>> BEGIN
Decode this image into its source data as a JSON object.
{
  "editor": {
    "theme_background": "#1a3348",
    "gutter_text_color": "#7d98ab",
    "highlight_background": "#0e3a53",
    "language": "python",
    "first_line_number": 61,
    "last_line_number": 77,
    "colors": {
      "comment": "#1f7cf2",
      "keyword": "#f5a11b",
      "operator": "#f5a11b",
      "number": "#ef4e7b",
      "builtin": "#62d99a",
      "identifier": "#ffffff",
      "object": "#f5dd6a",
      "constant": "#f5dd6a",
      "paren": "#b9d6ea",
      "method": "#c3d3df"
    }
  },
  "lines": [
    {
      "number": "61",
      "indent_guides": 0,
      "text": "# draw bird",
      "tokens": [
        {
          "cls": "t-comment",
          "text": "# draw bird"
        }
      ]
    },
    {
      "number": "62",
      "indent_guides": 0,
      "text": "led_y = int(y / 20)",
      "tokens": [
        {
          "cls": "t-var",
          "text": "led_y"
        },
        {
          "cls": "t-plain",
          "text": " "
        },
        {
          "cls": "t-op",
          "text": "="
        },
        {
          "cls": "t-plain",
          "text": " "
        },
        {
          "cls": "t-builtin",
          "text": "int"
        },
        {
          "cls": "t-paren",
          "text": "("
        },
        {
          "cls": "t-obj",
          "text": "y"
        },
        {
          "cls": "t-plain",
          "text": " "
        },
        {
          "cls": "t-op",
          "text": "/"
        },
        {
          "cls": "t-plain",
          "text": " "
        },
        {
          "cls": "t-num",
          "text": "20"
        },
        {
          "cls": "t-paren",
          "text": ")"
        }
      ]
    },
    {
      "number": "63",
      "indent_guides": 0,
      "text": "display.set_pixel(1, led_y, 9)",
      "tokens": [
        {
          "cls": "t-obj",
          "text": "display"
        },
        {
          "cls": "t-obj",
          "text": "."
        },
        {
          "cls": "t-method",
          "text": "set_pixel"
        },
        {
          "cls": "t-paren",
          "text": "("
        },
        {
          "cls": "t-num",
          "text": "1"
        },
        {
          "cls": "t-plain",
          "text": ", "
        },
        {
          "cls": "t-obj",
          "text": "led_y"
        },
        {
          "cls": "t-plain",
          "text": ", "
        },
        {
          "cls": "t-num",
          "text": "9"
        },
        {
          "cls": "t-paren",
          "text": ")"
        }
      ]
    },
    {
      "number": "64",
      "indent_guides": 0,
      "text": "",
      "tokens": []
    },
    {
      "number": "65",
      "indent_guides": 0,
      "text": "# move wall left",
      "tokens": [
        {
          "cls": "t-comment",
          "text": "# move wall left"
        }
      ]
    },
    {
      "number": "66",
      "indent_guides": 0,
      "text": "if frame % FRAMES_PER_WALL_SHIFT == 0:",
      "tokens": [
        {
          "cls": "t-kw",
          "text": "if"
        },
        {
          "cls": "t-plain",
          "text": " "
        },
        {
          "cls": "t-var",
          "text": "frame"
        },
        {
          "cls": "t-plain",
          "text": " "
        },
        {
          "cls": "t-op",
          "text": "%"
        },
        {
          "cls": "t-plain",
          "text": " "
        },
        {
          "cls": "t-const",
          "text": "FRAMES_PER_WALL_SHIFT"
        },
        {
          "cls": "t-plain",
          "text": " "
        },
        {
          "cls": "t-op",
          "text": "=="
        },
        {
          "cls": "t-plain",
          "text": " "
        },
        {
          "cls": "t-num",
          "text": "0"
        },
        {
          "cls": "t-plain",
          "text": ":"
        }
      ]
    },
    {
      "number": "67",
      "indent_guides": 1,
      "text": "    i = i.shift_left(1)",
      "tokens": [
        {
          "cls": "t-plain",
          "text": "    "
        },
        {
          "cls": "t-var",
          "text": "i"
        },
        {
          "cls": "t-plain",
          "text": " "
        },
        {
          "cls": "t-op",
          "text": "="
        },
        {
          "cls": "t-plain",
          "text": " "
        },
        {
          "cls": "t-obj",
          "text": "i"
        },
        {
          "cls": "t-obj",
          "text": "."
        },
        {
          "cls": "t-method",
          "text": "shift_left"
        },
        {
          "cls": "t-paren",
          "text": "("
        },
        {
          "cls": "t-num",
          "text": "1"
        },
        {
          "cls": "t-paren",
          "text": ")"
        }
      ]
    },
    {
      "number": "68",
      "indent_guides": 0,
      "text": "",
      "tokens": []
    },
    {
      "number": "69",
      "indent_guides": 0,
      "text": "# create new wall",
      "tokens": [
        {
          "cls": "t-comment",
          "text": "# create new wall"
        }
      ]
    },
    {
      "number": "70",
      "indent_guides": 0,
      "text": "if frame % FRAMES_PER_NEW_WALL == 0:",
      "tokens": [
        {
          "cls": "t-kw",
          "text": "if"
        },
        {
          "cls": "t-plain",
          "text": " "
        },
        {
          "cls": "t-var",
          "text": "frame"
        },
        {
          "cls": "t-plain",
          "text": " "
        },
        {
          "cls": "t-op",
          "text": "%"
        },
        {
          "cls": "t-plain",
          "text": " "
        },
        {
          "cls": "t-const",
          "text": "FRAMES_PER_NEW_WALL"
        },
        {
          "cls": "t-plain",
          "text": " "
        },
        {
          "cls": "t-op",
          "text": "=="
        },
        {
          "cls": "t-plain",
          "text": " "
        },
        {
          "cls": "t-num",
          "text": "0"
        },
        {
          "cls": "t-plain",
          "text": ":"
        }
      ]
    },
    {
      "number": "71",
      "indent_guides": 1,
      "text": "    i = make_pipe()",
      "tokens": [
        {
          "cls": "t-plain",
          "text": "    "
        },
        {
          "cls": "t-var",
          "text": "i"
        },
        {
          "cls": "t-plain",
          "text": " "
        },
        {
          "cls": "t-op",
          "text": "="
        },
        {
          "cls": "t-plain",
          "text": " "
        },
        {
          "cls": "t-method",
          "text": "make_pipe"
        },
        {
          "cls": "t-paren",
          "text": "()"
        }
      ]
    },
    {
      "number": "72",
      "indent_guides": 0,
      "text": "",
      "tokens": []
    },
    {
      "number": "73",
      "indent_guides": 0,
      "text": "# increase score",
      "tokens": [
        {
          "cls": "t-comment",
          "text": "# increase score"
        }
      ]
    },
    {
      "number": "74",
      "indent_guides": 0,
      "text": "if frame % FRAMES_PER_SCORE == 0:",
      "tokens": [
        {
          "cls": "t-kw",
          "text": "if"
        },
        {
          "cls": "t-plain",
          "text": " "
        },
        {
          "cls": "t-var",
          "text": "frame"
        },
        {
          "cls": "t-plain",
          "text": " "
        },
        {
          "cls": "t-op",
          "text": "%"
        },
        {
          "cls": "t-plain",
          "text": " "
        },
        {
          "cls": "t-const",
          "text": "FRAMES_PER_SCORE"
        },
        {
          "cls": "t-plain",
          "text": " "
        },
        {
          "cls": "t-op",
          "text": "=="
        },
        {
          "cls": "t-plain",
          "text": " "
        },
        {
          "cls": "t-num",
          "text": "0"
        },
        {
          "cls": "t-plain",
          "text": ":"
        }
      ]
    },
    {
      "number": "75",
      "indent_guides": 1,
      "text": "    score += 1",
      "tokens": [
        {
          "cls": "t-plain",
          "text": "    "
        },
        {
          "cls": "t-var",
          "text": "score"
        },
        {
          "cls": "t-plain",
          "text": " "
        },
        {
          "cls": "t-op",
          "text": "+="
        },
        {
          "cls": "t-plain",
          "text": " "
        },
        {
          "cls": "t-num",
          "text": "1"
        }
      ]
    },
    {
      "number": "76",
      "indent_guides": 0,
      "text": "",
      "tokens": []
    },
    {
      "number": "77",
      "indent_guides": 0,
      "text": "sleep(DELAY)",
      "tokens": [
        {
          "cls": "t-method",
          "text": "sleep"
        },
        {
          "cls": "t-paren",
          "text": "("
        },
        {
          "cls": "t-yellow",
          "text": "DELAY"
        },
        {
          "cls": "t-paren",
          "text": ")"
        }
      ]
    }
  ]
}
>> END
▶ **SHORT EXERCISE**: Show the lines where the word "object" appears in the entries.

▶ **RESPONSE TO THE TASK**:
Decode this image into its source data as a JSON object.
      "object": "#f5dd6a",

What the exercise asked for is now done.